Only the lines from the line holding "Read out every word on this page." to the last line should be output, each exactly as given.

→ Data in this exercise:
++++

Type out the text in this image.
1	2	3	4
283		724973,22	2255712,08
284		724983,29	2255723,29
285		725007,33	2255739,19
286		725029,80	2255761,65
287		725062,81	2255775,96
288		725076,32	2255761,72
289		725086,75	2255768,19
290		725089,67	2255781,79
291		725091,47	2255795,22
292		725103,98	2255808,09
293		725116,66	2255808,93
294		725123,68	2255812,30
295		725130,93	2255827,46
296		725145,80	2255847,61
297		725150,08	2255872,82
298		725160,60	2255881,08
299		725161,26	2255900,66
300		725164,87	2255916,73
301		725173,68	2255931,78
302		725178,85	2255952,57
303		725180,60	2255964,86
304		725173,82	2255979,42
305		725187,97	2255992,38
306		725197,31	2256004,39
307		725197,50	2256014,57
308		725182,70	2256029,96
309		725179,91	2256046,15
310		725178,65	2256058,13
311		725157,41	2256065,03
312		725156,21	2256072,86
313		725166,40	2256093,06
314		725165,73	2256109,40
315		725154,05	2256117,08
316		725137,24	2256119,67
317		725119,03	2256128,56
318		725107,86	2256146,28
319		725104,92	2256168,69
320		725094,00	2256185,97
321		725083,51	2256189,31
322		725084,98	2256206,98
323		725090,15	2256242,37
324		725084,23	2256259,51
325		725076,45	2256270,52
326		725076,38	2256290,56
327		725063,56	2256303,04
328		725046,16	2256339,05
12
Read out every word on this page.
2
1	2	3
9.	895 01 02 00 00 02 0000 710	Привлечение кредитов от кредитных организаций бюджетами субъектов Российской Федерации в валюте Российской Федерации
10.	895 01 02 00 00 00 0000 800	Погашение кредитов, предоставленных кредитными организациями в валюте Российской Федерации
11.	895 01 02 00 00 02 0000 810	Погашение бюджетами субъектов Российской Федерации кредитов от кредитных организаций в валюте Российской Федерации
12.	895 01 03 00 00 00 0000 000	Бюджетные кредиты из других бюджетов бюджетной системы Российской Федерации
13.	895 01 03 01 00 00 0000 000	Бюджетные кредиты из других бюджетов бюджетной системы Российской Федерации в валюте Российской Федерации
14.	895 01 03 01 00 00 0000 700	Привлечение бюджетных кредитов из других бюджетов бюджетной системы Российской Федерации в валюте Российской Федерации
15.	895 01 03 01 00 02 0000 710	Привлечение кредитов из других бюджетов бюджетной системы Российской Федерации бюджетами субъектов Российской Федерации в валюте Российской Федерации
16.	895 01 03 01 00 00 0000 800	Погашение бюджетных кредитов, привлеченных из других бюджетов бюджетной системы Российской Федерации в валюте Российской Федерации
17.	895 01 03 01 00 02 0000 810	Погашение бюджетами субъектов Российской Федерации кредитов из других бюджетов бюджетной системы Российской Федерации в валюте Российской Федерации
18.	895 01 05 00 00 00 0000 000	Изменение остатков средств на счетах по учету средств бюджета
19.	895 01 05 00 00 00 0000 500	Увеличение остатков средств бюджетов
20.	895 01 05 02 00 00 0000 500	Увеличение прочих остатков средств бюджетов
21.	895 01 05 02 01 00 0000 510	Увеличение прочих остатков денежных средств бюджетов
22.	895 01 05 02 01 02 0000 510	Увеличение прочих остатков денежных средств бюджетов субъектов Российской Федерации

++++

→ Answer to the problem:
Read out every word on this page.
2
1	2	3
9.	895 01 02 00 00 02 0000 710	Привлечение кредитов от кредитных организаций бюджетами субъектов Российской Федерации в валюте Российской Федерации
10.	895 01 02 00 00 00 0000 800	Погашение кредитов, предоставленных кредитными организациями в валюте Российской Федерации
11.	895 01 02 00 00 02 0000 810	Погашение бюджетами субъектов Российской Федерации кредитов от кредитных организаций в валюте Российской Федерации
12.	895 01 03 00 00 00 0000 000	Бюджетные кредиты из других бюджетов бюджетной системы Российской Федерации
13.	895 01 03 01 00 00 0000 000	Бюджетные кредиты из других бюджетов бюджетной системы Российской Федерации в валюте Российской Федерации
14.	895 01 03 01 00 00 0000 700	Привлечение бюджетных кредитов из других бюджетов бюджетной системы Российской Федерации в валюте Российской Федерации
15.	895 01 03 01 00 02 0000 710	Привлечение кредитов из других бюджетов бюджетной системы Российской Федерации бюджетами субъектов Российской Федерации в валюте Российской Федерации
16.	895 01 03 01 00 00 0000 800	Погашение бюджетных кредитов, привлеченных из других бюджетов бюджетной системы Российской Федерации в валюте Российской Федерации
17.	895 01 03 01 00 02 0000 810	Погашение бюджетами субъектов Российской Федерации кредитов из других бюджетов бюджетной системы Российской Федерации в валюте Российской Федерации
18.	895 01 05 00 00 00 0000 000	Изменение остатков средств на счетах по учету средств бюджета
19.	895 01 05 00 00 00 0000 500	Увеличение остатков средств бюджетов
20.	895 01 05 02 00 00 0000 500	Увеличение прочих остатков средств бюджетов
21.	895 01 05 02 01 00 0000 510	Увеличение прочих остатков денежных средств бюджетов
22.	895 01 05 02 01 02 0000 510	Увеличение прочих остатков денежных средств бюджетов субъектов Российской Федерации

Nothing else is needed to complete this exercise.